▸ **Task prompt**
Reproduce the records below exactly as they appear, omitting any pictures they contain.

:::::

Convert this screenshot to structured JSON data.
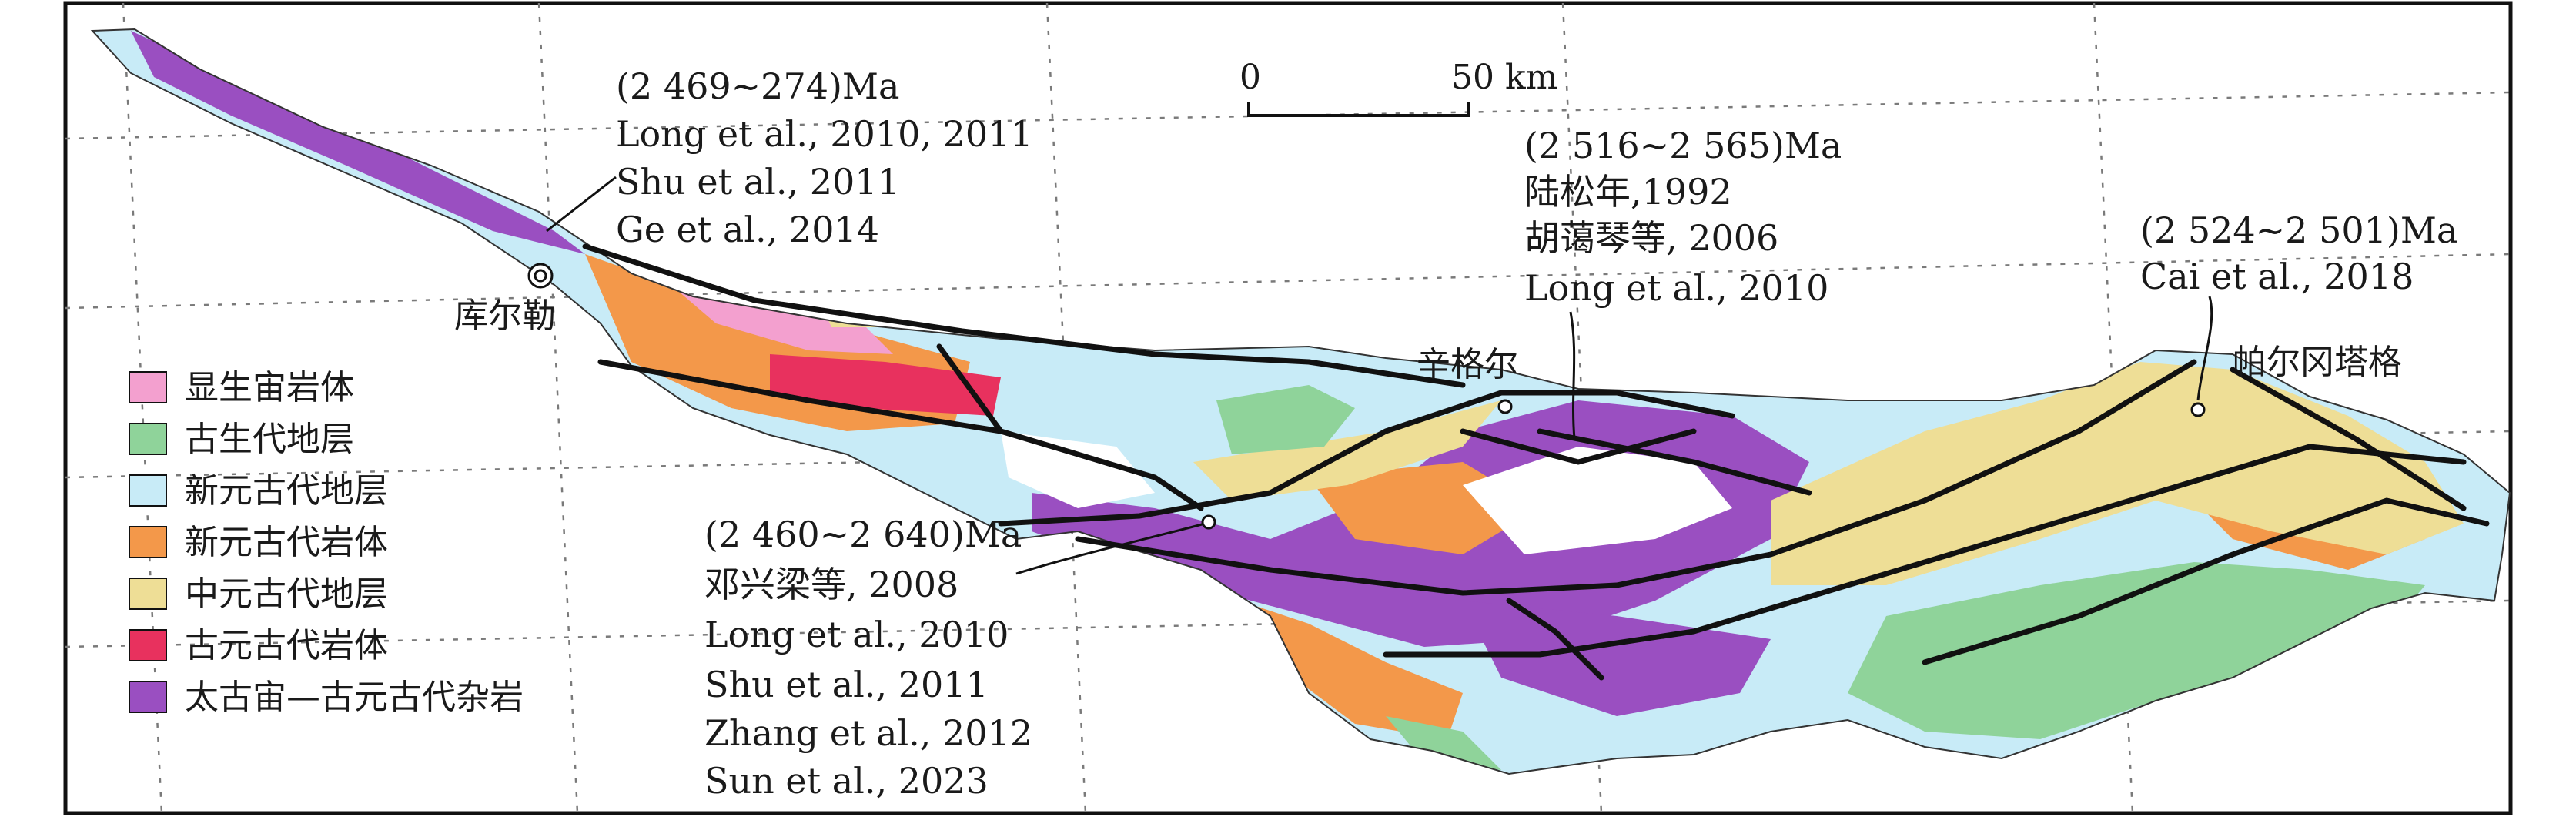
{
  "colors": {
    "phanerozoic_intrusion": "#f3a0cf",
    "paleozoic_strata": "#8fd39a",
    "neoproterozoic_strata": "#c8ebf7",
    "neoproterozoic_intrusion": "#f3984a",
    "mesoproterozoic_strata": "#eede96",
    "paleoproterozoic_intrusion": "#e8315e",
    "archean_complex": "#9a4fc1"
  },
  "legend": [
    {
      "label": "显生宙岩体",
      "color_key": "phanerozoic_intrusion"
    },
    {
      "label": "古生代地层",
      "color_key": "paleozoic_strata"
    },
    {
      "label": "新元古代地层",
      "color_key": "neoproterozoic_strata"
    },
    {
      "label": "新元古代岩体",
      "color_key": "neoproterozoic_intrusion"
    },
    {
      "label": "中元古代地层",
      "color_key": "mesoproterozoic_strata"
    },
    {
      "label": "古元古代岩体",
      "color_key": "paleoproterozoic_intrusion"
    },
    {
      "label": "太古宙—古元古代杂岩",
      "color_key": "archean_complex"
    }
  ],
  "scale_bar": {
    "start": "0",
    "end": "50 km"
  },
  "places": {
    "korla": "库尔勒",
    "xinger": "辛格尔",
    "paergangtage": "帕尔冈塔格"
  },
  "annotations": {
    "korla": {
      "age": "(2 469~274)Ma",
      "refs": [
        "Long et al., 2010, 2011",
        "Shu et al., 2011",
        "Ge et al., 2014"
      ]
    },
    "xinger": {
      "age": "(2 516~2 565)Ma",
      "refs": [
        "陆松年,1992",
        "胡蔼琴等, 2006",
        "Long et al., 2010"
      ]
    },
    "paergangtage": {
      "age": "(2 524~2 501)Ma",
      "refs": [
        "Cai et al., 2018"
      ]
    },
    "south": {
      "age": "(2 460~2 640)Ma",
      "refs": [
        "邓兴梁等, 2008",
        "Long et al., 2010",
        "Shu et al., 2011",
        "Zhang et al., 2012",
        "Sun et al., 2023"
      ]
    }
  }
}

:::::

▸ **Exercise output**
Convert this screenshot to structured JSON data.
{
  "colors": {
    "phanerozoic_intrusion": "#f3a0cf",
    "paleozoic_strata": "#8fd39a",
    "neoproterozoic_strata": "#c8ebf7",
    "neoproterozoic_intrusion": "#f3984a",
    "mesoproterozoic_strata": "#eede96",
    "paleoproterozoic_intrusion": "#e8315e",
    "archean_complex": "#9a4fc1"
  },
  "legend": [
    {
      "label": "显生宙岩体",
      "color_key": "phanerozoic_intrusion"
    },
    {
      "label": "古生代地层",
      "color_key": "paleozoic_strata"
    },
    {
      "label": "新元古代地层",
      "color_key": "neoproterozoic_strata"
    },
    {
      "label": "新元古代岩体",
      "color_key": "neoproterozoic_intrusion"
    },
    {
      "label": "中元古代地层",
      "color_key": "mesoproterozoic_strata"
    },
    {
      "label": "古元古代岩体",
      "color_key": "paleoproterozoic_intrusion"
    },
    {
      "label": "太古宙—古元古代杂岩",
      "color_key": "archean_complex"
    }
  ],
  "scale_bar": {
    "start": "0",
    "end": "50 km"
  },
  "places": {
    "korla": "库尔勒",
    "xinger": "辛格尔",
    "paergangtage": "帕尔冈塔格"
  },
  "annotations": {
    "korla": {
      "age": "(2 469~274)Ma",
      "refs": [
        "Long et al., 2010, 2011",
        "Shu et al., 2011",
        "Ge et al., 2014"
      ]
    },
    "xinger": {
      "age": "(2 516~2 565)Ma",
      "refs": [
        "陆松年,1992",
        "胡蔼琴等, 2006",
        "Long et al., 2010"
      ]
    },
    "paergangtage": {
      "age": "(2 524~2 501)Ma",
      "refs": [
        "Cai et al., 2018"
      ]
    },
    "south": {
      "age": "(2 460~2 640)Ma",
      "refs": [
        "邓兴梁等, 2008",
        "Long et al., 2010",
        "Shu et al., 2011",
        "Zhang et al., 2012",
        "Sun et al., 2023"
      ]
    }
  }
}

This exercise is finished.